◆ **Things to do**
a - Answer these from the LIGO post, one answer per line:
(i) When the rubber ball is squeezed on the x axis, what happens to the Y axis?
(ii) How many Michelson-like interferometers does the writer recall LIGO using?
(iii) What kind of wave does the post say mechanical vibration is?
b - List every capital-letter abbreviation that appears in the LIGO post.
c - Please write out the stretch of the LIGO post from "That describes the" through "to the above.", substituting "detectors" for "interferometers".

◆ **Text**

↓↓↓

A useful analogy is squeeze a rubber ball on the x axis. The Y axis expands. Then switch, same if you squeeze the y axis.
That describes the quadrupole wave so that analogy also helps understand the L shape design. Now LIGO uses if I recall three Michelson like interferometers . The GW waves induce strain and this affects the distance travelled by the beams according to the above.

Once you clarify what effect you are specifically asking about We can go into greater detail but the above describes the basics.
One detail to take from this is that the characteristics are different from dipolar waves and LIGO by design can distinguish between the two. (This includes mechanicsl vibration which is dipolar.
 
  • #12
Mordred said:
How do you mean ? Are you asking why LIGO requires the L shape to pick up the quadrupole wave characteristics as opposed to say an antennae for dipolar waves as per EM field ?

↑↑↑

◆ **Information shown**

↓↓↓

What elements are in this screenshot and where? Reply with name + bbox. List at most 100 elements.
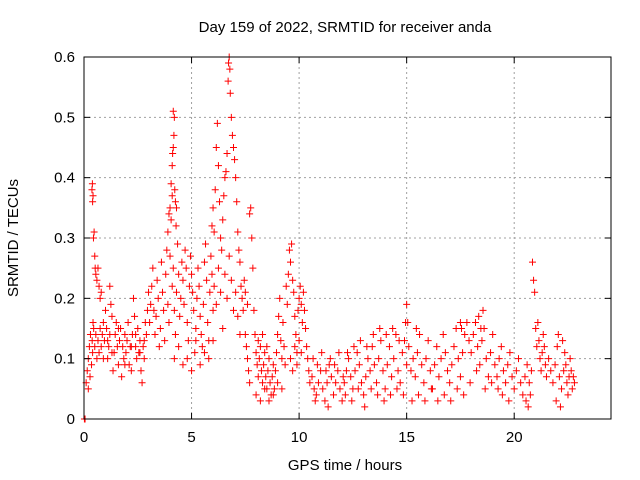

↑↑↑

◆ **Solved problems**
a -
(i) The Y axis expands.
(ii) Three.
(iii) Dipolar.

b - LIGO, GW, EM

c -
That describes the quadrupole wave so that analogy also helps understand the L shape design. Now LIGO uses if I recall three Michelson like detectors . The GW waves induce strain and this affects the distance travelled by the beams according to the above.